THE EXERCISE
Output the lines of the listing below unchanged, starting at the line containing "I need the location" and ending at the line containing "colorbar-tick-label: 0.1 — [582, 192, 595, 203]", both included.

INPUT FOR THIS TASK
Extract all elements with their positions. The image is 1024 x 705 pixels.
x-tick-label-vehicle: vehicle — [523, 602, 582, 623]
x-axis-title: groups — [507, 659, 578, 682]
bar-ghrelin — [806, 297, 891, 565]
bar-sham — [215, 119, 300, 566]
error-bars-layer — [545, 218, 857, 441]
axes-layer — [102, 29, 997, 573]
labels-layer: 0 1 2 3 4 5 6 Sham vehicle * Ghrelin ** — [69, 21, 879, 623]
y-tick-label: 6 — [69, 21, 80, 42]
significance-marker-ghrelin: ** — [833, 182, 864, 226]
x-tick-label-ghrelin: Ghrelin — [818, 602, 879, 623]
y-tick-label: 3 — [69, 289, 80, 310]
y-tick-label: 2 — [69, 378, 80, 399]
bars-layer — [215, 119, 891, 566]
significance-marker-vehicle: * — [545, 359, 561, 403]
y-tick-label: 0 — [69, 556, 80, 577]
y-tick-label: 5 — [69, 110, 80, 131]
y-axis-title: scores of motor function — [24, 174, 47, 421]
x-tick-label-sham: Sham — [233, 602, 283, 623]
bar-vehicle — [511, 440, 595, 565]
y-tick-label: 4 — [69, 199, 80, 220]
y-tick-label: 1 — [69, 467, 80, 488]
* * *
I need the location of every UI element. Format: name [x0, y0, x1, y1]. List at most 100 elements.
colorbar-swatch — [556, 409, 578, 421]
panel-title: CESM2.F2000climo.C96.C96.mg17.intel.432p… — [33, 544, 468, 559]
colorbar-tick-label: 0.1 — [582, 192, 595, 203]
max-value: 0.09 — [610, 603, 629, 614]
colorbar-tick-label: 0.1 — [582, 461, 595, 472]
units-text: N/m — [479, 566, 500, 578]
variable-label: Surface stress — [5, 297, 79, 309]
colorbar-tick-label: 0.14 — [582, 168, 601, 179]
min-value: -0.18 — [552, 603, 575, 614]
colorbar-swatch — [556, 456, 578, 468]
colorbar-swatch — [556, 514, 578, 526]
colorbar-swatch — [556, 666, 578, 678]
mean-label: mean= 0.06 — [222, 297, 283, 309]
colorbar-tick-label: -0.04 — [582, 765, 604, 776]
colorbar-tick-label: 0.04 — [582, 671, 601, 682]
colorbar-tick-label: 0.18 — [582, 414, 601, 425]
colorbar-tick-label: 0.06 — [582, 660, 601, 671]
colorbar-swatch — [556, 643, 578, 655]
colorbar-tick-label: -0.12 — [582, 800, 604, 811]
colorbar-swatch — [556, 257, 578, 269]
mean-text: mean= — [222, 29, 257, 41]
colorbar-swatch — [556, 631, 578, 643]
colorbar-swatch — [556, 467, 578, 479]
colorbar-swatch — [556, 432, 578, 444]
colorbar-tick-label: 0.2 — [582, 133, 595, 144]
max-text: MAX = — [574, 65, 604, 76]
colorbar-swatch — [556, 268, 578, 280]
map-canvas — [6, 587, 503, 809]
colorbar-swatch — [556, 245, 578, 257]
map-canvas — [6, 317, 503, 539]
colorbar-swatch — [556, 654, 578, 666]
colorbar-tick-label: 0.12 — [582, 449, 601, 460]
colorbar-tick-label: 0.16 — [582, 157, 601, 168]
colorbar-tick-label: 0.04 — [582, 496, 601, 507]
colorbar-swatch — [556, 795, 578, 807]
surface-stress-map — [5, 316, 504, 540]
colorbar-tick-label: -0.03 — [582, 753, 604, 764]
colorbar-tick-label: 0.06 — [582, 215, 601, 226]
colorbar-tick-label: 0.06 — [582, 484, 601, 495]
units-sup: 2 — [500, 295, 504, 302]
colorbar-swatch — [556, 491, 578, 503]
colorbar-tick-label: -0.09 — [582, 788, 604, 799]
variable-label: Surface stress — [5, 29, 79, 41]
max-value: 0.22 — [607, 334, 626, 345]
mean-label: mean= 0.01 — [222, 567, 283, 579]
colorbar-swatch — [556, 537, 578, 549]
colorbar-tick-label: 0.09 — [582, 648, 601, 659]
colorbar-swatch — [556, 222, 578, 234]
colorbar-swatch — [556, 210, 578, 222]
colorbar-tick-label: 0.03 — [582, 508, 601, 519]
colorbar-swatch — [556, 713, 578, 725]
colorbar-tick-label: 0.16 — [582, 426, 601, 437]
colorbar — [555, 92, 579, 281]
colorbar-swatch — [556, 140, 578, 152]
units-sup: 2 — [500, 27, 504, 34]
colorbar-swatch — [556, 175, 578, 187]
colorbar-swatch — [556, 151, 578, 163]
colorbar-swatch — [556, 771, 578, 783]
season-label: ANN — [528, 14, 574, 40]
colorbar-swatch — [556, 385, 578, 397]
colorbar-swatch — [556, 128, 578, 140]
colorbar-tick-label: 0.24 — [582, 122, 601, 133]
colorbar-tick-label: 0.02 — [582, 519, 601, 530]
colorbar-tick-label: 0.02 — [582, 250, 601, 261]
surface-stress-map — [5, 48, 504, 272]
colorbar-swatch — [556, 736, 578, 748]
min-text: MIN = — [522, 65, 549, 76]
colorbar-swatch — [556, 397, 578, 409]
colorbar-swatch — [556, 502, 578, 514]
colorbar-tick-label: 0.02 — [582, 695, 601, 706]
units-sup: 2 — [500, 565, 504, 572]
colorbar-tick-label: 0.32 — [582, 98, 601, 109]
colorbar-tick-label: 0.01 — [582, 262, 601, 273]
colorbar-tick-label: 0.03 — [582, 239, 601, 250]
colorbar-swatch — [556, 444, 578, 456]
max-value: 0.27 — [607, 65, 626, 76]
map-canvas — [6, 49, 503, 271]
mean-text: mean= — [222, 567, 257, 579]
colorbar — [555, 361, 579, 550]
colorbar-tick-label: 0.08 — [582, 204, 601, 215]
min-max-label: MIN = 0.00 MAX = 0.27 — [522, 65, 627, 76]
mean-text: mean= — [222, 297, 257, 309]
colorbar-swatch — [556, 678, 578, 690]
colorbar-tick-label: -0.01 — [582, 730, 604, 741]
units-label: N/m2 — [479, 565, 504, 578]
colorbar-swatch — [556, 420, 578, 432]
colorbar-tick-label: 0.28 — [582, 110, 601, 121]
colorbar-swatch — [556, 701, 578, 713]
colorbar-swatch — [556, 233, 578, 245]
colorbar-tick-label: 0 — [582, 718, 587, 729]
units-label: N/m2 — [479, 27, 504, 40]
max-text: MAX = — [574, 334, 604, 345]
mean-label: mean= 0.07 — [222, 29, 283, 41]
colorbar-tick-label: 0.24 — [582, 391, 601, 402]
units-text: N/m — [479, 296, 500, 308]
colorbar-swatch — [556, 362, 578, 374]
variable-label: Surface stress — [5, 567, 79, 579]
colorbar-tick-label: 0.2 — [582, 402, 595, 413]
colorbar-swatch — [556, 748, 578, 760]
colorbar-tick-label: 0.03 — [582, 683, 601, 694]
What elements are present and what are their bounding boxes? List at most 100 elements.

RESULT BELOW
I need the location of every UI element. Format: name [x0, y0, x1, y1]. List at most 100 elements.
colorbar-swatch — [556, 409, 578, 421]
panel-title: CESM2.F2000climo.C96.C96.mg17.intel.432p… — [33, 544, 468, 559]
colorbar-tick-label: 0.1 — [582, 192, 595, 203]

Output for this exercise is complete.